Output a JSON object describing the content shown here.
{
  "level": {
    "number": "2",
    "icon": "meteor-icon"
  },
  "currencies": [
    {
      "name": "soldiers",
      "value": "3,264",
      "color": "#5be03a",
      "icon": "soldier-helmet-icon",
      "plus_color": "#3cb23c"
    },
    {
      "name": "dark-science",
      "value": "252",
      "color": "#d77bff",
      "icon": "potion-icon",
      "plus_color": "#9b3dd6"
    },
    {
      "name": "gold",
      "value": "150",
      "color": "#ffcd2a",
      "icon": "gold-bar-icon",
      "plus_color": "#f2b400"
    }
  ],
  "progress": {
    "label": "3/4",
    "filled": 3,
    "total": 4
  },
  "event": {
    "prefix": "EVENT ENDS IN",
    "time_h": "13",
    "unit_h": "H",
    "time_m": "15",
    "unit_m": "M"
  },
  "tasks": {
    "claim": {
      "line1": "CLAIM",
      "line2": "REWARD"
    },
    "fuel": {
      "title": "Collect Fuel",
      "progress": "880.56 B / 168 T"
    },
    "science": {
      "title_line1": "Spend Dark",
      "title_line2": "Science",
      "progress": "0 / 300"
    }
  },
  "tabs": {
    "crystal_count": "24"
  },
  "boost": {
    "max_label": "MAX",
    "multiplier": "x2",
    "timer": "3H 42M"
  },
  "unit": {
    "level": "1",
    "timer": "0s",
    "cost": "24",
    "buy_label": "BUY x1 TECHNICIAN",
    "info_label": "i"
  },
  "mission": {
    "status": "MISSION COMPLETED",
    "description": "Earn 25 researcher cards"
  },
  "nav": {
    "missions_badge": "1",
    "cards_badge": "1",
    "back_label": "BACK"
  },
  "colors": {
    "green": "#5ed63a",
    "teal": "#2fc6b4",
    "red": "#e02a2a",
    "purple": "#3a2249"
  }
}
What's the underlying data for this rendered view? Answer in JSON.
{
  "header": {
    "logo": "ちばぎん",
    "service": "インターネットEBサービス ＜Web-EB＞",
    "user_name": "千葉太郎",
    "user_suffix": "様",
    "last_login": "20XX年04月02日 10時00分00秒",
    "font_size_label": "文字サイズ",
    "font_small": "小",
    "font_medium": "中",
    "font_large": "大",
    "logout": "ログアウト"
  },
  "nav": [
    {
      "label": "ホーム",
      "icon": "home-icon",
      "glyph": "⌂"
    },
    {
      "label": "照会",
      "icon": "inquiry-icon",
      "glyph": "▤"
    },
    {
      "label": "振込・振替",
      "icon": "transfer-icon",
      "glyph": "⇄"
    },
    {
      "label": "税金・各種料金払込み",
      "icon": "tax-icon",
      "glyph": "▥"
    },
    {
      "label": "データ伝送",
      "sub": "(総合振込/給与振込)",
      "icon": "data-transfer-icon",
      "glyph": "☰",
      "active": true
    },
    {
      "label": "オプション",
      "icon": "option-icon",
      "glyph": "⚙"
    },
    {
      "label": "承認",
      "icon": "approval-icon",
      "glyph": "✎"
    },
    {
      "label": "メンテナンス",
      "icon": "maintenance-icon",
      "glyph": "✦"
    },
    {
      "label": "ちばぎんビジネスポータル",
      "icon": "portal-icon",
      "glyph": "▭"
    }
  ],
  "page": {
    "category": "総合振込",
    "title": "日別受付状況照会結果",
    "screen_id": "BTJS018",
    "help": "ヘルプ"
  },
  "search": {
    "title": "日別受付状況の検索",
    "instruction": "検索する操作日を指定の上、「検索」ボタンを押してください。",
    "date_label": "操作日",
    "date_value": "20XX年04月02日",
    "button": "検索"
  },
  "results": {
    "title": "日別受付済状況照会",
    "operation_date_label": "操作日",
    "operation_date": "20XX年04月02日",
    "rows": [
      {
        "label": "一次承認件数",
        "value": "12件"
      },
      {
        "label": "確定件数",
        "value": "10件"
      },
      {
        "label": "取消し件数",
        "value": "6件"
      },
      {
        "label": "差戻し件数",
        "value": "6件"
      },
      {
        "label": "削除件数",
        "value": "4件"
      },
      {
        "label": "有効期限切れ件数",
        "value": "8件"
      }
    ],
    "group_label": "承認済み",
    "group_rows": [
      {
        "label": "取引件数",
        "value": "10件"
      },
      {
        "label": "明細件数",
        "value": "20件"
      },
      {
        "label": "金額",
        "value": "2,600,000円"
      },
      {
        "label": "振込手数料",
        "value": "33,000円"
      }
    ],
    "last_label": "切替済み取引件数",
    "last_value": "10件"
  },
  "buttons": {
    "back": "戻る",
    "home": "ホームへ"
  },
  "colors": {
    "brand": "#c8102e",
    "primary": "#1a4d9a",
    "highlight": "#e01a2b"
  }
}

- _What the exercise asks_
The listing above must be transcribed exactly, line by line.

- _Correct output_
Output a JSON object describing the content shown here.
{
  "level": {
    "number": "2",
    "icon": "meteor-icon"
  },
  "currencies": [
    {
      "name": "soldiers",
      "value": "3,264",
      "color": "#5be03a",
      "icon": "soldier-helmet-icon",
      "plus_color": "#3cb23c"
    },
    {
      "name": "dark-science",
      "value": "252",
      "color": "#d77bff",
      "icon": "potion-icon",
      "plus_color": "#9b3dd6"
    },
    {
      "name": "gold",
      "value": "150",
      "color": "#ffcd2a",
      "icon": "gold-bar-icon",
      "plus_color": "#f2b400"
    }
  ],
  "progress": {
    "label": "3/4",
    "filled": 3,
    "total": 4
  },
  "event": {
    "prefix": "EVENT ENDS IN",
    "time_h": "13",
    "unit_h": "H",
    "time_m": "15",
    "unit_m": "M"
  },
  "tasks": {
    "claim": {
      "line1": "CLAIM",
      "line2": "REWARD"
    },
    "fuel": {
      "title": "Collect Fuel",
      "progress": "880.56 B / 168 T"
    },
    "science": {
      "title_line1": "Spend Dark",
      "title_line2": "Science",
      "progress": "0 / 300"
    }
  },
  "tabs": {
    "crystal_count": "24"
  },
  "boost": {
    "max_label": "MAX",
    "multiplier": "x2",
    "timer": "3H 42M"
  },
  "unit": {
    "level": "1",
    "timer": "0s",
    "cost": "24",
    "buy_label": "BUY x1 TECHNICIAN",
    "info_label": "i"
  },
  "mission": {
    "status": "MISSION COMPLETED",
    "description": "Earn 25 researcher cards"
  },
  "nav": {
    "missions_badge": "1",
    "cards_badge": "1",
    "back_label": "BACK"
  },
  "colors": {
    "green": "#5ed63a",
    "teal": "#2fc6b4",
    "red": "#e02a2a",
    "purple": "#3a2249"
  }
}
What's the underlying data for this rendered view? Answer in JSON.
{
  "header": {
    "logo": "ちばぎん",
    "service": "インターネットEBサービス ＜Web-EB＞",
    "user_name": "千葉太郎",
    "user_suffix": "様",
    "last_login": "20XX年04月02日 10時00分00秒",
    "font_size_label": "文字サイズ",
    "font_small": "小",
    "font_medium": "中",
    "font_large": "大",
    "logout": "ログアウト"
  },
  "nav": [
    {
      "label": "ホーム",
      "icon": "home-icon",
      "glyph": "⌂"
    },
    {
      "label": "照会",
      "icon": "inquiry-icon",
      "glyph": "▤"
    },
    {
      "label": "振込・振替",
      "icon": "transfer-icon",
      "glyph": "⇄"
    },
    {
      "label": "税金・各種料金払込み",
      "icon": "tax-icon",
      "glyph": "▥"
    },
    {
      "label": "データ伝送",
      "sub": "(総合振込/給与振込)",
      "icon": "data-transfer-icon",
      "glyph": "☰",
      "active": true
    },
    {
      "label": "オプション",
      "icon": "option-icon",
      "glyph": "⚙"
    },
    {
      "label": "承認",
      "icon": "approval-icon",
      "glyph": "✎"
    },
    {
      "label": "メンテナンス",
      "icon": "maintenance-icon",
      "glyph": "✦"
    },
    {
      "label": "ちばぎんビジネスポータル",
      "icon": "portal-icon",
      "glyph": "▭"
    }
  ],
  "page": {
    "category": "総合振込",
    "title": "日別受付状況照会結果",
    "screen_id": "BTJS018",
    "help": "ヘルプ"
  },
  "search": {
    "title": "日別受付状況の検索",
    "instruction": "検索する操作日を指定の上、「検索」ボタンを押してください。",
    "date_label": "操作日",
    "date_value": "20XX年04月02日",
    "button": "検索"
  },
  "results": {
    "title": "日別受付済状況照会",
    "operation_date_label": "操作日",
    "operation_date": "20XX年04月02日",
    "rows": [
      {
        "label": "一次承認件数",
        "value": "12件"
      },
      {
        "label": "確定件数",
        "value": "10件"
      },
      {
        "label": "取消し件数",
        "value": "6件"
      },
      {
        "label": "差戻し件数",
        "value": "6件"
      },
      {
        "label": "削除件数",
        "value": "4件"
      },
      {
        "label": "有効期限切れ件数",
        "value": "8件"
      }
    ],
    "group_label": "承認済み",
    "group_rows": [
      {
        "label": "取引件数",
        "value": "10件"
      },
      {
        "label": "明細件数",
        "value": "20件"
      },
      {
        "label": "金額",
        "value": "2,600,000円"
      },
      {
        "label": "振込手数料",
        "value": "33,000円"
      }
    ],
    "last_label": "切替済み取引件数",
    "last_value": "10件"
  },
  "buttons": {
    "back": "戻る",
    "home": "ホームへ"
  },
  "colors": {
    "brand": "#c8102e",
    "primary": "#1a4d9a",
    "highlight": "#e01a2b"
  }
}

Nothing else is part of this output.